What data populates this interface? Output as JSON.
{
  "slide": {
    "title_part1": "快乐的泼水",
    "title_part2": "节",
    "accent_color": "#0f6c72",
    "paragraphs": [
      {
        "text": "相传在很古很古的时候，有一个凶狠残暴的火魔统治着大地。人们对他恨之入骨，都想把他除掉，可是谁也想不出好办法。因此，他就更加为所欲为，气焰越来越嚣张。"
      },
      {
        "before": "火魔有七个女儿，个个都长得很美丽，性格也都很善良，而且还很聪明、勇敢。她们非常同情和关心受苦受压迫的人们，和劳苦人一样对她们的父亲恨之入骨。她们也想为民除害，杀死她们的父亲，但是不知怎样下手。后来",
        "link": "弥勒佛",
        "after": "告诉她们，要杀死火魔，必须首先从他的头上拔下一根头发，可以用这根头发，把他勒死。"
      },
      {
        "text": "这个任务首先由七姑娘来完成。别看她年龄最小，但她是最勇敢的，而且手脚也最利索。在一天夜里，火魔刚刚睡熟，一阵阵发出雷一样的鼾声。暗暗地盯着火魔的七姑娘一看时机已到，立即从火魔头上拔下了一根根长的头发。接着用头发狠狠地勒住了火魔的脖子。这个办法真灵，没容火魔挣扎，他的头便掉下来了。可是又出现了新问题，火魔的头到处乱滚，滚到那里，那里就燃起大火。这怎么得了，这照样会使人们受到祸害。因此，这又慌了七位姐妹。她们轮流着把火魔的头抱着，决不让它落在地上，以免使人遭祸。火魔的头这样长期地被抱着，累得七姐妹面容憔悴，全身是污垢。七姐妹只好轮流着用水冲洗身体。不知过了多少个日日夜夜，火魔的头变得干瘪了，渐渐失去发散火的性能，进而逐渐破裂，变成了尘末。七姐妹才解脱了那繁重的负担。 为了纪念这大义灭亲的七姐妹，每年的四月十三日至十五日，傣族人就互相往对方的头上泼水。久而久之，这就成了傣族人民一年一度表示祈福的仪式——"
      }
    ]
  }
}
★ ★ ★ ★ ★ ★ ★
### Problem to work on
Return every line holding the word "text" from the records.

### The reply
        "text": "相传在很古很古的时候，有一个凶狠残暴的火魔统治着大地。人们对他恨之入骨，都想把他除掉，可是谁也想不出好办法。因此，他就更加为所欲为，气焰越来越嚣张。"
        "text": "这个任务首先由七姑娘来完成。别看她年龄最小，但她是最勇敢的，而且手脚也最利索。在一天夜里，火魔刚刚睡熟，一阵阵发出雷一样的鼾声。暗暗地盯着火魔的七姑娘一看时机已到，立即从火魔头上拔下了一根根长的头发。接着用头发狠狠地勒住了火魔的脖子。这个办法真灵，没容火魔挣扎，他的头便掉下来了。可是又出现了新问题，火魔的头到处乱滚，滚到那里，那里就燃起大火。这怎么得了，这照样会使人们受到祸害。因此，这又慌了七位姐妹。她们轮流着把火魔的头抱着，决不让它落在地上，以免使人遭祸。火魔的头这样长期地被抱着，累得七姐妹面容憔悴，全身是污垢。七姐妹只好轮流着用水冲洗身体。不知过了多少个日日夜夜，火魔的头变得干瘪了，渐渐失去发散火的性能，进而逐渐破裂，变成了尘末。七姐妹才解脱了那繁重的负担。 为了纪念这大义灭亲的七姐妹，每年的四月十三日至十五日，傣族人就互相往对方的头上泼水。久而久之，这就成了傣族人民一年一度表示祈福的仪式——"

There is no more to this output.